Extend the case report about the 59-year-old diabetic man with back pain and exertional breathlessness, picking up after its last blood result.
Segment Start: DOCUMENT TEXT
A 59 year old insulin dependent diabetic male presented with an eight week history of lower thoracic back pain and a two to three week history of progressive exertional dyspnoea, limiting his exercise tolerance to around 100 yards, associated with mild ankle oedema. He did not complain of cough or chest pain. He had been discharged from another hospital four weeks earlier after a prolonged admission with pneumonia and renal failure.

There was no other past medical history of note. In particular, there was no history of cardiac disease. He was taking insulin and enalapril.

Box 1: Blood results (normal range in parentheses)

Sodium, potassium normal

Urea = 11.4 mmol/l (2.5–6.5)

Creatinine = 158 μmol/l (40–110)

Glucose = 9.1 mmol/l (3–6.7)

Albumin = 30 g/l (30–52)

Globulins = 54 g/l (18–35)

Calcium, other liver function tests and  thyroid function tests normal

Haemoglobin = 91 g/l (130–180)
Segment End: DOCUMENT TEXT
Segment Start: EXCERPTED DATA
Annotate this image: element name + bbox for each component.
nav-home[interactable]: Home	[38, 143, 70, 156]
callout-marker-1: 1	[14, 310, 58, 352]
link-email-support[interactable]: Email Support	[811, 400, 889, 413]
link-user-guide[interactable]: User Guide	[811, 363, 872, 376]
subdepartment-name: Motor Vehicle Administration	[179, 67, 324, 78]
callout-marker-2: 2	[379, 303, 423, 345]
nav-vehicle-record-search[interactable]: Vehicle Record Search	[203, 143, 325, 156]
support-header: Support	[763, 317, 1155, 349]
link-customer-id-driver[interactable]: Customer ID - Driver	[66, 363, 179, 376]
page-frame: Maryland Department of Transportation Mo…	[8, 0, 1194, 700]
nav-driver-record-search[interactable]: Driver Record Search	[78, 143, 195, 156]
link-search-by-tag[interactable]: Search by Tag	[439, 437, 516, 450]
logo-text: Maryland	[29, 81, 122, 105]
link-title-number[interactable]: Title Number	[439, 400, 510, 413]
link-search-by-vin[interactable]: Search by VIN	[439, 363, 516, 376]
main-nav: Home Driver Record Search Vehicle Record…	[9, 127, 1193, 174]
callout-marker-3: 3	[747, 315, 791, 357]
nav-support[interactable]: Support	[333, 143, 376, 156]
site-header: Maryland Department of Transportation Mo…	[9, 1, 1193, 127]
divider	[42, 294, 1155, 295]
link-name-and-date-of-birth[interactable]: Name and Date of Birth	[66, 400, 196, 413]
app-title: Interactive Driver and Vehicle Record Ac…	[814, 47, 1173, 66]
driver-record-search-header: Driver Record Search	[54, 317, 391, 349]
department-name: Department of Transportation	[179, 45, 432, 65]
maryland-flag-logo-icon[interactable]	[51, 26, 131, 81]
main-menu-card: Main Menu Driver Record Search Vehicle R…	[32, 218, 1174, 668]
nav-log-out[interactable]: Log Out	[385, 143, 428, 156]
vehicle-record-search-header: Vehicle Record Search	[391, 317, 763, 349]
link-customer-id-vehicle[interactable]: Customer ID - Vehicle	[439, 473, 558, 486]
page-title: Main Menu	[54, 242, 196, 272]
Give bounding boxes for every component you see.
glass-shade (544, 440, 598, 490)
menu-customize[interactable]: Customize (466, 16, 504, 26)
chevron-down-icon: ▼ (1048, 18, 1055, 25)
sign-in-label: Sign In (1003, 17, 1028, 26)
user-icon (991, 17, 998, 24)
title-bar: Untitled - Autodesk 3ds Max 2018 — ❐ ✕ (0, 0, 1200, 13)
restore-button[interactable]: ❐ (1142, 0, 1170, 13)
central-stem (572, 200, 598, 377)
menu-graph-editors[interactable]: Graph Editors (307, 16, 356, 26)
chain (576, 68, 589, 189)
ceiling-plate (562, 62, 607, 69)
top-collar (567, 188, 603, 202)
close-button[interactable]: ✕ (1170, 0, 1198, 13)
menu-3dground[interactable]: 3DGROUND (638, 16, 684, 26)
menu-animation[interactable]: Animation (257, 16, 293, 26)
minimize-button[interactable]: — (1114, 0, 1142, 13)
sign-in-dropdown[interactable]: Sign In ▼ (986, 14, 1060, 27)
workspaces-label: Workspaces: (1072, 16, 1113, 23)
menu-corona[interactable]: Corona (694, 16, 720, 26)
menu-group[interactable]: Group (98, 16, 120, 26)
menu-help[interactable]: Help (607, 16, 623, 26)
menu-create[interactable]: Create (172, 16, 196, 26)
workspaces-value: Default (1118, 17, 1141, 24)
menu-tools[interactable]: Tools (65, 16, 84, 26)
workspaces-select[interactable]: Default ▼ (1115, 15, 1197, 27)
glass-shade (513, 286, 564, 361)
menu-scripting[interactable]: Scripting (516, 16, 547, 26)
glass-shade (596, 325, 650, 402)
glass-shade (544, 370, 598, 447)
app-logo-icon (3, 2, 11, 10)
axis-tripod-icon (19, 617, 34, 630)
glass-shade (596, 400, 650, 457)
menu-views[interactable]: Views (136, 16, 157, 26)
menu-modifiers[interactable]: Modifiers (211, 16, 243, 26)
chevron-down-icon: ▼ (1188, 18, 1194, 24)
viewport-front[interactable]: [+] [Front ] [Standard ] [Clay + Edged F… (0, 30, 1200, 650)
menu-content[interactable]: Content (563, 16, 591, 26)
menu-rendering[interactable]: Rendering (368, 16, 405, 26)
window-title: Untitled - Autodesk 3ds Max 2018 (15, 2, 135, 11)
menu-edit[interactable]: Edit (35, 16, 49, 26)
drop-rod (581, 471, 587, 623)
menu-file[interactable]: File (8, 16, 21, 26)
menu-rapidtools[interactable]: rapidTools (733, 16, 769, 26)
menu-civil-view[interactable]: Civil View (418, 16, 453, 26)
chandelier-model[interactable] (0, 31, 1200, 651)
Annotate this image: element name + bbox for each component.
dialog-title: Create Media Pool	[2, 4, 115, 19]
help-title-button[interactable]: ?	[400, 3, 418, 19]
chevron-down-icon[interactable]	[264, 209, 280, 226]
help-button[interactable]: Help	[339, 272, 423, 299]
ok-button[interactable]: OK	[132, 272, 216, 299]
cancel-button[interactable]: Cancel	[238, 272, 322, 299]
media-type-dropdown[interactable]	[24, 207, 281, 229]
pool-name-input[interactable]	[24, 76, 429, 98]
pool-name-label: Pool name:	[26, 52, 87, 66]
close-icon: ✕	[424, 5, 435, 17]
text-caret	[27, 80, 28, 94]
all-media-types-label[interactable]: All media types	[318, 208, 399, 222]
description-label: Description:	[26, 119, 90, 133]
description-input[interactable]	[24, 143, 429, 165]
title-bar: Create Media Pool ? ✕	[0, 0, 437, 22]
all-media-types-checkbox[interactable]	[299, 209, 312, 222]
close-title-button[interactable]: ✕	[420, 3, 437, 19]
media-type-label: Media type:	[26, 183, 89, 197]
Segment End: EXCERPTED DATA
■ **TASK OUTPUT**
Mean corpuscular volume = 83 fl (80–100)

White blood cells = 19.4 109/l (4–11)

Neutrophils = 16.2 109/l (2–7.5)

Clotting screen normal

Erythrocyte sedimentation rate = 144  mm/hour

Arterial blood gases (room air):

pH = 7.49 (7.35–7.45)

Carbon dioxide pressure = 3.3 kPa  (4.7–6.0)

Oxygen pressure = 8.9 kPa (>10.6)

Oxygen saturation = 94%

Bicarbonate = 19 mmol/l (24–30)

On examination, he was comfortable at rest though appeared chronically unwell. Temperature was 38.5°C. there were no cutaneous stigmata of endocarditis. Cardiovascular examination revealed a resting tachycardia of 120 beats/min, a gallop rhythm, systolic and diastolic murmur over the pulmonary area, and mild bilateral ankle oedema. Chest auscultation revealed bilateral basal rales. Abdominal and neurological examinations were unremarkable. There was tenderness over the lower thoracic spine.

Blood results are shown in box 1.

Chest radiography showed cardiomegaly with patchy shadowing at both bases (fig 1). The electrocardiogram showed sinus tachycardia with right bundle branch block.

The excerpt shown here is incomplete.